--- STATED TASK ---
Print out every record exactly as it appears.

## begin INPUT RECORDS

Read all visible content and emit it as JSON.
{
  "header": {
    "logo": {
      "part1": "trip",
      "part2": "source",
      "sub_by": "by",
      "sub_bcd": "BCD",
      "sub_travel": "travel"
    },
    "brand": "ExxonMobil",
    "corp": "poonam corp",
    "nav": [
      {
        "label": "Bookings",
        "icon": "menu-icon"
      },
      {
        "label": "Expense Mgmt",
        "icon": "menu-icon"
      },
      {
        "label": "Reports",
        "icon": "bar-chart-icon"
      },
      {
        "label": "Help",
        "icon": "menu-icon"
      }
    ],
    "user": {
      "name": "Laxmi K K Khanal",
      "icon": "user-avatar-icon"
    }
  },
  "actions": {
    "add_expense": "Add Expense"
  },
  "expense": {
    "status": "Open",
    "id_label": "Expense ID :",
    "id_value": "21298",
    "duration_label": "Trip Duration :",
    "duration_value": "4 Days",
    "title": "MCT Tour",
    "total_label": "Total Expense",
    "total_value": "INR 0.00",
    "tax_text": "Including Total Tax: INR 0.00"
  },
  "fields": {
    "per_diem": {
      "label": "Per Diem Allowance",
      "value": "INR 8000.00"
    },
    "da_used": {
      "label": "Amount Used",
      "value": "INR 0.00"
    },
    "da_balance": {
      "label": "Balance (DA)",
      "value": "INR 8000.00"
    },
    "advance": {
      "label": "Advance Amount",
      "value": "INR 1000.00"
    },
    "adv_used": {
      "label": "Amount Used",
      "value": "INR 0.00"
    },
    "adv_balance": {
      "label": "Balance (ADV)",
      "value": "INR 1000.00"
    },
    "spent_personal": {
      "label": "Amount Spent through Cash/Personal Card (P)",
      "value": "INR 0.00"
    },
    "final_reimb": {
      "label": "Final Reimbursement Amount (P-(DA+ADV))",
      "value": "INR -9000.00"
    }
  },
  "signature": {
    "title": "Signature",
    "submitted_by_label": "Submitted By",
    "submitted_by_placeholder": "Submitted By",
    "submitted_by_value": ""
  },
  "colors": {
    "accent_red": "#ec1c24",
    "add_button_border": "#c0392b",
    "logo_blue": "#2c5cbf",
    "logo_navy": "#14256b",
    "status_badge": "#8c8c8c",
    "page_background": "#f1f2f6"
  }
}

## end INPUT RECORDS

--- FINAL ANSWER ---
Read all visible content and emit it as JSON.
{
  "header": {
    "logo": {
      "part1": "trip",
      "part2": "source",
      "sub_by": "by",
      "sub_bcd": "BCD",
      "sub_travel": "travel"
    },
    "brand": "ExxonMobil",
    "corp": "poonam corp",
    "nav": [
      {
        "label": "Bookings",
        "icon": "menu-icon"
      },
      {
        "label": "Expense Mgmt",
        "icon": "menu-icon"
      },
      {
        "label": "Reports",
        "icon": "bar-chart-icon"
      },
      {
        "label": "Help",
        "icon": "menu-icon"
      }
    ],
    "user": {
      "name": "Laxmi K K Khanal",
      "icon": "user-avatar-icon"
    }
  },
  "actions": {
    "add_expense": "Add Expense"
  },
  "expense": {
    "status": "Open",
    "id_label": "Expense ID :",
    "id_value": "21298",
    "duration_label": "Trip Duration :",
    "duration_value": "4 Days",
    "title": "MCT Tour",
    "total_label": "Total Expense",
    "total_value": "INR 0.00",
    "tax_text": "Including Total Tax: INR 0.00"
  },
  "fields": {
    "per_diem": {
      "label": "Per Diem Allowance",
      "value": "INR 8000.00"
    },
    "da_used": {
      "label": "Amount Used",
      "value": "INR 0.00"
    },
    "da_balance": {
      "label": "Balance (DA)",
      "value": "INR 8000.00"
    },
    "advance": {
      "label": "Advance Amount",
      "value": "INR 1000.00"
    },
    "adv_used": {
      "label": "Amount Used",
      "value": "INR 0.00"
    },
    "adv_balance": {
      "label": "Balance (ADV)",
      "value": "INR 1000.00"
    },
    "spent_personal": {
      "label": "Amount Spent through Cash/Personal Card (P)",
      "value": "INR 0.00"
    },
    "final_reimb": {
      "label": "Final Reimbursement Amount (P-(DA+ADV))",
      "value": "INR -9000.00"
    }
  },
  "signature": {
    "title": "Signature",
    "submitted_by_label": "Submitted By",
    "submitted_by_placeholder": "Submitted By",
    "submitted_by_value": ""
  },
  "colors": {
    "accent_red": "#ec1c24",
    "add_button_border": "#c0392b",
    "logo_blue": "#2c5cbf",
    "logo_navy": "#14256b",
    "status_badge": "#8c8c8c",
    "page_background": "#f1f2f6"
  }
}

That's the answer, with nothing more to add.